>> Begin ENTRIES
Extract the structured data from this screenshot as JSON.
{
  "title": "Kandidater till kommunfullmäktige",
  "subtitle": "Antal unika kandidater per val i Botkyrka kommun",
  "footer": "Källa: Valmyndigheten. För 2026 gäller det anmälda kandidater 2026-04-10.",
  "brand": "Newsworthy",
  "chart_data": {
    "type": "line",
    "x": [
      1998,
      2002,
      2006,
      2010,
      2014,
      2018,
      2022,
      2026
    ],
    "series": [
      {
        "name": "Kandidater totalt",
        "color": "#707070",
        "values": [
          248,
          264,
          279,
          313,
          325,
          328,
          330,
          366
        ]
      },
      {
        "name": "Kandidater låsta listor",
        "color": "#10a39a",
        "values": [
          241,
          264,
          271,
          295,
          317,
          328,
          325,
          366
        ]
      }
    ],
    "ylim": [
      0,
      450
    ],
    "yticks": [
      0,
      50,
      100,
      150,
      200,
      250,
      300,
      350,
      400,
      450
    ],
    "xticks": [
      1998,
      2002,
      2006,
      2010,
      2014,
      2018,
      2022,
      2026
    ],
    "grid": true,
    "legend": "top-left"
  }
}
>> End ENTRIES
_PROBLEM REQUIREMENTS_
Where a line above includes "name", copy that line.

_SOLUTION_
        "name": "Kandidater totalt",
        "name": "Kandidater låsta listor",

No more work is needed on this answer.